>> BEGIN Text to read
Discussion:
[Rabbit-dev] Prefetch possibility
Bill
2012-02-02 18:30:51 UTC
Permalink
My multilink ppp modem setup is like wireshark in that it is sooo slow I can see each dns negotiation in the status bar of firefox as they happen. :)

My 2G cellular is no better.

With that in mind, I've sold my soul to the satellite devil (the price you have to pay to get internet in america).

Satellite = latency. 1 to 1.5 SECONDS per transaction.

I'm terrified that these busy sites like CNN and Google News will crawl due to latency.

Does Rabbit have a feature to prefetch all site references, assemble the page on the server site, and send me like a "zip bundle" of the page? Instead of a transaction for each element on the page, send me 1 zip file containing all of the page.

Would this be hard to implement?

This should also help modemers as it would dramaticly cut down on the http overhead.

Ideas?
Bill
bsaunder2002 at yahoo.com
Robert Olofsson
2012-02-02 22:49:04 UTC
Permalink
On Thu, 2 Feb 2012 10:30:51 -0800 (PST)
Post by Bill
Does Rabbit have a feature to prefetch all site references, assemble
the page on the server site, and send me like a "zip bundle" of the
page? Instead of a transaction for each element on the page, send me
1 zip file containing all of the page.
No, rabbit does not have that.
Post by Bill
Would this be hard to implement?
Yes, it would mean that you have to add a full javasript-browser
module to rabbit to have it understand what the javascript will do
when it run on each page.
It would most probably also mean adding a client side component,
something that rabbit tries to avoid.
>> END Text to read
Copy out the whole Rabbit-dev thread word for word, from its first line to its last. Rely only on the Rabbit-dev thread above.
>> BEGIN Recorded information
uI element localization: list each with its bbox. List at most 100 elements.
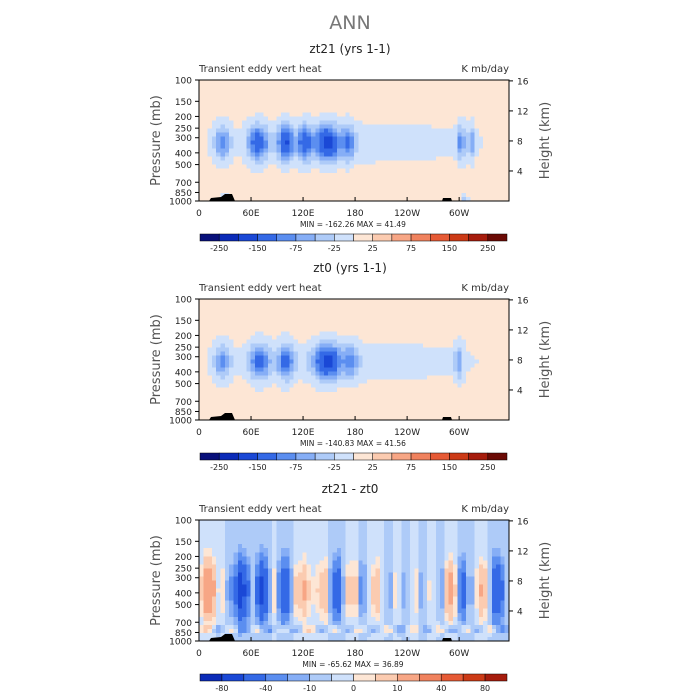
>> END Recorded information
Exercise response:
Discussion:
[Rabbit-dev] Prefetch possibility
Bill
2012-02-02 18:30:51 UTC
Permalink
My multilink ppp modem setup is like wireshark in that it is sooo slow I can see each dns negotiation in the status bar of firefox as they happen. :)

My 2G cellular is no better.

With that in mind, I've sold my soul to the satellite devil (the price you have to pay to get internet in america).

Satellite = latency. 1 to 1.5 SECONDS per transaction.

I'm terrified that these busy sites like CNN and Google News will crawl due to latency.

Does Rabbit have a feature to prefetch all site references, assemble the page on the server site, and send me like a "zip bundle" of the page? Instead of a transaction for each element on the page, send me 1 zip file containing all of the page.

Would this be hard to implement?

This should also help modemers as it would dramaticly cut down on the http overhead.

Ideas?
Bill
bsaunder2002 at yahoo.com
Robert Olofsson
2012-02-02 22:49:04 UTC
Permalink
On Thu, 2 Feb 2012 10:30:51 -0800 (PST)
Post by Bill
Does Rabbit have a feature to prefetch all site references, assemble
the page on the server site, and send me like a "zip bundle" of the
page? Instead of a transaction for each element on the page, send me
1 zip file containing all of the page.
No, rabbit does not have that.
Post by Bill
Would this be hard to implement?
Yes, it would mean that you have to add a full javasript-browser
module to rabbit to have it understand what the javascript will do
when it run on each page.
It would most probably also mean adding a client side component,
something that rabbit tries to avoid.